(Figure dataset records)
[Start]
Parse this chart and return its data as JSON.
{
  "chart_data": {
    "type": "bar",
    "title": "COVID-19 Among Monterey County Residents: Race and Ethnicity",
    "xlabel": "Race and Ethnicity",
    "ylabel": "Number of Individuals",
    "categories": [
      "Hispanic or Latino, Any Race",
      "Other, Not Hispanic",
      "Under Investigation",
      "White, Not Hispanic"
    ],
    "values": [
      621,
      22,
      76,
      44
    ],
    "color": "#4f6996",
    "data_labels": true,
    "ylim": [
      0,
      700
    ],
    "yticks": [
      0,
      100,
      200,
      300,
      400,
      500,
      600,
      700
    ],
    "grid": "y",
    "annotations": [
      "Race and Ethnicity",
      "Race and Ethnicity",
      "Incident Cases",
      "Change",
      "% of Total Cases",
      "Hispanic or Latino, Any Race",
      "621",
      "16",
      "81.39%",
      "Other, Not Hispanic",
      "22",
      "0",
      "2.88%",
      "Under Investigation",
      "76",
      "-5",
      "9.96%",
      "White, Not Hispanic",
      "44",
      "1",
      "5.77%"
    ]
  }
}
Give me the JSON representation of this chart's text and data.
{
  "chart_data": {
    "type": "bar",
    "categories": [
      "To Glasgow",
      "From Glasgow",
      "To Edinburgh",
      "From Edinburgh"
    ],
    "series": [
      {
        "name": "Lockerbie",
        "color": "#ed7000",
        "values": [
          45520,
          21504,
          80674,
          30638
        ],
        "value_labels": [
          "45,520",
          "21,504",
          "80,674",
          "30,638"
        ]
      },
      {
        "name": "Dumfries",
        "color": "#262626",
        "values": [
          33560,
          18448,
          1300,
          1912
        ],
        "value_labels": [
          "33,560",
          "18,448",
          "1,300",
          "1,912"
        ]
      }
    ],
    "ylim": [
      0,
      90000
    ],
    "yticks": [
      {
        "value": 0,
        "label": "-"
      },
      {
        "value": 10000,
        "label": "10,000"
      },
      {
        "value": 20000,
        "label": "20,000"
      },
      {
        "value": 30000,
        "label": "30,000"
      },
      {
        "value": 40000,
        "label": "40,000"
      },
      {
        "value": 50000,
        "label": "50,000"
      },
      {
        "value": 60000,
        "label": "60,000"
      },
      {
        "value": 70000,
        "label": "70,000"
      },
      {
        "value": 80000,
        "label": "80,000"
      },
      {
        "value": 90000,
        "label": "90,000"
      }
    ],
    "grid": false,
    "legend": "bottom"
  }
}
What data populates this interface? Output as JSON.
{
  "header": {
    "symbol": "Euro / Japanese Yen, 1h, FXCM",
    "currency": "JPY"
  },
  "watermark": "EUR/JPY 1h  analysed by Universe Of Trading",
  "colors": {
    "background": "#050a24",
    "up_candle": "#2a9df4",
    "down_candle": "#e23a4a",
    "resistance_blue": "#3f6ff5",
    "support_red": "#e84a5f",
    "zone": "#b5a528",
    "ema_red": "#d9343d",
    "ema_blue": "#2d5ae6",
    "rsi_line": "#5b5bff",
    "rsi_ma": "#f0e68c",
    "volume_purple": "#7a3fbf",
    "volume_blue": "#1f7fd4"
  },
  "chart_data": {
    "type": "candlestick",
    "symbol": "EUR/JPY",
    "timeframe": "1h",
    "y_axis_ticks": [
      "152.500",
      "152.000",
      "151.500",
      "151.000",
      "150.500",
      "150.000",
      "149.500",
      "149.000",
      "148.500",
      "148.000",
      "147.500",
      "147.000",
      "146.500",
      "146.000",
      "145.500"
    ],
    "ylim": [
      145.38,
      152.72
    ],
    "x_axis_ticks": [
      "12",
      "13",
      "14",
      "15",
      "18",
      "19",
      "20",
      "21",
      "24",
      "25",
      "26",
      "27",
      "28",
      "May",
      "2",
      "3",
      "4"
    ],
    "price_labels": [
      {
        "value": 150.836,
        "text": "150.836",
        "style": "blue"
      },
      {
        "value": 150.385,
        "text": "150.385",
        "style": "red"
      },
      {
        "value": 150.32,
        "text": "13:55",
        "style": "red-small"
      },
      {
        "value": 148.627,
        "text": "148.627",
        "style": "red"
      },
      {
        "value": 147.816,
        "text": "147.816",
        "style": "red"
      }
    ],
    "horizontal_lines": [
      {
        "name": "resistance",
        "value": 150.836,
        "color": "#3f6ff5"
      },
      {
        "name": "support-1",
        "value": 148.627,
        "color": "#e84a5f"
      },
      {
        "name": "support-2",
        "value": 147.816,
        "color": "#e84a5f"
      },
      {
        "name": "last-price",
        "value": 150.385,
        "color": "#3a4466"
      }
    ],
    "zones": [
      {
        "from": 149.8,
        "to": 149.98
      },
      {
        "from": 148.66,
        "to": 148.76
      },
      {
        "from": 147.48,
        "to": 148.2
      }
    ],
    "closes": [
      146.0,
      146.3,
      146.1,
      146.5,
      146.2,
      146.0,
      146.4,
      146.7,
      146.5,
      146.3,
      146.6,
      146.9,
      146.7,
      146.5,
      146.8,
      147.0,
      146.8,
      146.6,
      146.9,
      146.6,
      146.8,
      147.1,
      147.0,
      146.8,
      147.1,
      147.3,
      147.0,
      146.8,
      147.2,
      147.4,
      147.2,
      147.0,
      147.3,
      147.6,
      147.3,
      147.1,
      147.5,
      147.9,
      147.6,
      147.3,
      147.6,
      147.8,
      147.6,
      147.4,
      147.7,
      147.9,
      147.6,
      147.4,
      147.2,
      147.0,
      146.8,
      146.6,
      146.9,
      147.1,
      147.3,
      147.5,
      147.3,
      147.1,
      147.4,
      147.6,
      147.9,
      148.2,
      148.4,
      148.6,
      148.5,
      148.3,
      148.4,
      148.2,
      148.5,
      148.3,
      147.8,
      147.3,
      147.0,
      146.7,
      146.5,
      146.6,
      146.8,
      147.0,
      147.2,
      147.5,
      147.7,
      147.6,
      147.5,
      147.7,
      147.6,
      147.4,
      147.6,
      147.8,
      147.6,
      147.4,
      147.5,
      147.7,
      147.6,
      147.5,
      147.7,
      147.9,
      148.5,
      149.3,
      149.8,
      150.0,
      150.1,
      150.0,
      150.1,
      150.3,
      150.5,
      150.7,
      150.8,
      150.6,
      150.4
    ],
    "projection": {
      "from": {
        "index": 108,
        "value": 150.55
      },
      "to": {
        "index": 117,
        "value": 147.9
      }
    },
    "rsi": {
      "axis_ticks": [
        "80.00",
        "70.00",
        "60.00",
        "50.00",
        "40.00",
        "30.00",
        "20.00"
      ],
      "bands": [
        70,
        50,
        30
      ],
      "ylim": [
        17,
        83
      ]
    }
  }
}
[End]
* STATED PROBLEM *
Report the number of lines in the listing above that include the word "this", and nothing else.

* OUTPUT OF THE TASK *
3